---------- LISTING
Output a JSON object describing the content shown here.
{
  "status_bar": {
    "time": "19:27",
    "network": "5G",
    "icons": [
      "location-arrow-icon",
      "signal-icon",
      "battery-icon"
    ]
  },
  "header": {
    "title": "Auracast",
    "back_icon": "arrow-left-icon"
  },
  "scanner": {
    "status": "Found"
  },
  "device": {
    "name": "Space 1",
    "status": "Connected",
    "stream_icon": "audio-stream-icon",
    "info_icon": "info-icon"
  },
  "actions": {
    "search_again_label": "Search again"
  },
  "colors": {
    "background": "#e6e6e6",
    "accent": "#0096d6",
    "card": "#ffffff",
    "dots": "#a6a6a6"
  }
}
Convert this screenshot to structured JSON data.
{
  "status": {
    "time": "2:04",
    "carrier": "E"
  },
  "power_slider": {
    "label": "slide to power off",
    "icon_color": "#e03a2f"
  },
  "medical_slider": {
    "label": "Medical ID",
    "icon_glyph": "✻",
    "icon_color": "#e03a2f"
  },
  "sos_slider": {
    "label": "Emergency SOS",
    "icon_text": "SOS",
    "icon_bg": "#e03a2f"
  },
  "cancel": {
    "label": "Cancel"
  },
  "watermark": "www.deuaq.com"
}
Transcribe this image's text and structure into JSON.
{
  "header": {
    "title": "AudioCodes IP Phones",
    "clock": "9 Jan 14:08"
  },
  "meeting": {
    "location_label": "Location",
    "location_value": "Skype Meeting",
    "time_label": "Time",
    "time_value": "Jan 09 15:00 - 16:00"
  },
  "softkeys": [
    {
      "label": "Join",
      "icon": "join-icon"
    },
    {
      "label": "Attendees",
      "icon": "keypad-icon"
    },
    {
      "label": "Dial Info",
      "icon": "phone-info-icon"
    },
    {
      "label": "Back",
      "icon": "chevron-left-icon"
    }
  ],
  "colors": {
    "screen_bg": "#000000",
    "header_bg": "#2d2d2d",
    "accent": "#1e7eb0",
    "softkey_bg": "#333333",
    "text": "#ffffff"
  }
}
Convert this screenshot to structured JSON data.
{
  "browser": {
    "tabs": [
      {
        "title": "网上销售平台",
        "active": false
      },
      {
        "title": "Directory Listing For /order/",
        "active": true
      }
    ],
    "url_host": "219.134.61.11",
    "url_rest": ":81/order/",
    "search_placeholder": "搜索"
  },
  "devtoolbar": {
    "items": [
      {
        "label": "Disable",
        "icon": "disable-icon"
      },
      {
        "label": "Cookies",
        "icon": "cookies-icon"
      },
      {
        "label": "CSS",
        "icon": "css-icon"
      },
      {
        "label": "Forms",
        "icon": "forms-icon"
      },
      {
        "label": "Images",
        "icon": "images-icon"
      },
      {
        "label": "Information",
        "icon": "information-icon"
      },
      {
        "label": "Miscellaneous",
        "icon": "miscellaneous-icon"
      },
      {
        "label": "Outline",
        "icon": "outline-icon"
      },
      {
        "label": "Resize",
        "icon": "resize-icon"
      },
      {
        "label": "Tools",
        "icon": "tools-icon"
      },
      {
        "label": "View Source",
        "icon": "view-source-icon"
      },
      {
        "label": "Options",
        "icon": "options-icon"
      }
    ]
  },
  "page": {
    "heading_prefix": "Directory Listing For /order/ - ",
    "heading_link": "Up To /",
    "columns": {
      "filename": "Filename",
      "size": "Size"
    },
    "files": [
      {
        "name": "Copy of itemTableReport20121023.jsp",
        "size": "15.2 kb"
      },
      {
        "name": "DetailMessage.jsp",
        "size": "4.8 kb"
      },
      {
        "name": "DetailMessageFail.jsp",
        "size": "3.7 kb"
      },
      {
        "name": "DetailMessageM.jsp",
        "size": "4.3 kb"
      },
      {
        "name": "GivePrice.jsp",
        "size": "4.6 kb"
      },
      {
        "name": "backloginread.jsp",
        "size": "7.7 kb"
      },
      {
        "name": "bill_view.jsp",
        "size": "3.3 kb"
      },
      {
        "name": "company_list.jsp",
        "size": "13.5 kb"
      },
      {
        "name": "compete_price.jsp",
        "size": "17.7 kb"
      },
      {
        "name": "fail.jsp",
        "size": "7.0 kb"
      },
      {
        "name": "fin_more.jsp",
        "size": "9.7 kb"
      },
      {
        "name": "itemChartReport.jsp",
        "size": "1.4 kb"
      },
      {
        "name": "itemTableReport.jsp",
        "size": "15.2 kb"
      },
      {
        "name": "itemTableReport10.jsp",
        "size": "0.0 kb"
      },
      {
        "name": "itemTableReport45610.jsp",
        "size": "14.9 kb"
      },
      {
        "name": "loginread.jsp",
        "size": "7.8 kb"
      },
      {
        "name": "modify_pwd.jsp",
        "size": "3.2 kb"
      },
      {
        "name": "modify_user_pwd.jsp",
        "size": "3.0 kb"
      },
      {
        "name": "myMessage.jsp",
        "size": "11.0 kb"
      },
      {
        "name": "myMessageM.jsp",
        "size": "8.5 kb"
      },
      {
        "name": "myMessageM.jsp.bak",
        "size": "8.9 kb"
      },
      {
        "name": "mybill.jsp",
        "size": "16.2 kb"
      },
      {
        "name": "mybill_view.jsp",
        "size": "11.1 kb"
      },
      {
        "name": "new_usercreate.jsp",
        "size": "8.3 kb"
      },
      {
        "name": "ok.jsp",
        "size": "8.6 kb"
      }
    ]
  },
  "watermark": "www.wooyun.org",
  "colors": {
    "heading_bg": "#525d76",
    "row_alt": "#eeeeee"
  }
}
--------------------
● GIVEN TASK
Write out the listing once more, matching it exactly.

● EXERCISE RESULT
Output a JSON object describing the content shown here.
{
  "status_bar": {
    "time": "19:27",
    "network": "5G",
    "icons": [
      "location-arrow-icon",
      "signal-icon",
      "battery-icon"
    ]
  },
  "header": {
    "title": "Auracast",
    "back_icon": "arrow-left-icon"
  },
  "scanner": {
    "status": "Found"
  },
  "device": {
    "name": "Space 1",
    "status": "Connected",
    "stream_icon": "audio-stream-icon",
    "info_icon": "info-icon"
  },
  "actions": {
    "search_again_label": "Search again"
  },
  "colors": {
    "background": "#e6e6e6",
    "accent": "#0096d6",
    "card": "#ffffff",
    "dots": "#a6a6a6"
  }
}
Convert this screenshot to structured JSON data.
{
  "status": {
    "time": "2:04",
    "carrier": "E"
  },
  "power_slider": {
    "label": "slide to power off",
    "icon_color": "#e03a2f"
  },
  "medical_slider": {
    "label": "Medical ID",
    "icon_glyph": "✻",
    "icon_color": "#e03a2f"
  },
  "sos_slider": {
    "label": "Emergency SOS",
    "icon_text": "SOS",
    "icon_bg": "#e03a2f"
  },
  "cancel": {
    "label": "Cancel"
  },
  "watermark": "www.deuaq.com"
}
Transcribe this image's text and structure into JSON.
{
  "header": {
    "title": "AudioCodes IP Phones",
    "clock": "9 Jan 14:08"
  },
  "meeting": {
    "location_label": "Location",
    "location_value": "Skype Meeting",
    "time_label": "Time",
    "time_value": "Jan 09 15:00 - 16:00"
  },
  "softkeys": [
    {
      "label": "Join",
      "icon": "join-icon"
    },
    {
      "label": "Attendees",
      "icon": "keypad-icon"
    },
    {
      "label": "Dial Info",
      "icon": "phone-info-icon"
    },
    {
      "label": "Back",
      "icon": "chevron-left-icon"
    }
  ],
  "colors": {
    "screen_bg": "#000000",
    "header_bg": "#2d2d2d",
    "accent": "#1e7eb0",
    "softkey_bg": "#333333",
    "text": "#ffffff"
  }
}
Convert this screenshot to structured JSON data.
{
  "browser": {
    "tabs": [
      {
        "title": "网上销售平台",
        "active": false
      },
      {
        "title": "Directory Listing For /order/",
        "active": true
      }
    ],
    "url_host": "219.134.61.11",
    "url_rest": ":81/order/",
    "search_placeholder": "搜索"
  },
  "devtoolbar": {
    "items": [
      {
        "label": "Disable",
        "icon": "disable-icon"
      },
      {
        "label": "Cookies",
        "icon": "cookies-icon"
      },
      {
        "label": "CSS",
        "icon": "css-icon"
      },
      {
        "label": "Forms",
        "icon": "forms-icon"
      },
      {
        "label": "Images",
        "icon": "images-icon"
      },
      {
        "label": "Information",
        "icon": "information-icon"
      },
      {
        "label": "Miscellaneous",
        "icon": "miscellaneous-icon"
      },
      {
        "label": "Outline",
        "icon": "outline-icon"
      },
      {
        "label": "Resize",
        "icon": "resize-icon"
      },
      {
        "label": "Tools",
        "icon": "tools-icon"
      },
      {
        "label": "View Source",
        "icon": "view-source-icon"
      },
      {
        "label": "Options",
        "icon": "options-icon"
      }
    ]
  },
  "page": {
    "heading_prefix": "Directory Listing For /order/ - ",
    "heading_link": "Up To /",
    "columns": {
      "filename": "Filename",
      "size": "Size"
    },
    "files": [
      {
        "name": "Copy of itemTableReport20121023.jsp",
        "size": "15.2 kb"
      },
      {
        "name": "DetailMessage.jsp",
        "size": "4.8 kb"
      },
      {
        "name": "DetailMessageFail.jsp",
        "size": "3.7 kb"
      },
      {
        "name": "DetailMessageM.jsp",
        "size": "4.3 kb"
      },
      {
        "name": "GivePrice.jsp",
        "size": "4.6 kb"
      },
      {
        "name": "backloginread.jsp",
        "size": "7.7 kb"
      },
      {
        "name": "bill_view.jsp",
        "size": "3.3 kb"
      },
      {
        "name": "company_list.jsp",
        "size": "13.5 kb"
      },
      {
        "name": "compete_price.jsp",
        "size": "17.7 kb"
      },
      {
        "name": "fail.jsp",
        "size": "7.0 kb"
      },
      {
        "name": "fin_more.jsp",
        "size": "9.7 kb"
      },
      {
        "name": "itemChartReport.jsp",
        "size": "1.4 kb"
      },
      {
        "name": "itemTableReport.jsp",
        "size": "15.2 kb"
      },
      {
        "name": "itemTableReport10.jsp",
        "size": "0.0 kb"
      },
      {
        "name": "itemTableReport45610.jsp",
        "size": "14.9 kb"
      },
      {
        "name": "loginread.jsp",
        "size": "7.8 kb"
      },
      {
        "name": "modify_pwd.jsp",
        "size": "3.2 kb"
      },
      {
        "name": "modify_user_pwd.jsp",
        "size": "3.0 kb"
      },
      {
        "name": "myMessage.jsp",
        "size": "11.0 kb"
      },
      {
        "name": "myMessageM.jsp",
        "size": "8.5 kb"
      },
      {
        "name": "myMessageM.jsp.bak",
        "size": "8.9 kb"
      },
      {
        "name": "mybill.jsp",
        "size": "16.2 kb"
      },
      {
        "name": "mybill_view.jsp",
        "size": "11.1 kb"
      },
      {
        "name": "new_usercreate.jsp",
        "size": "8.3 kb"
      },
      {
        "name": "ok.jsp",
        "size": "8.6 kb"
      }
    ]
  },
  "watermark": "www.wooyun.org",
  "colors": {
    "heading_bg": "#525d76",
    "row_alt": "#eeeeee"
  }
}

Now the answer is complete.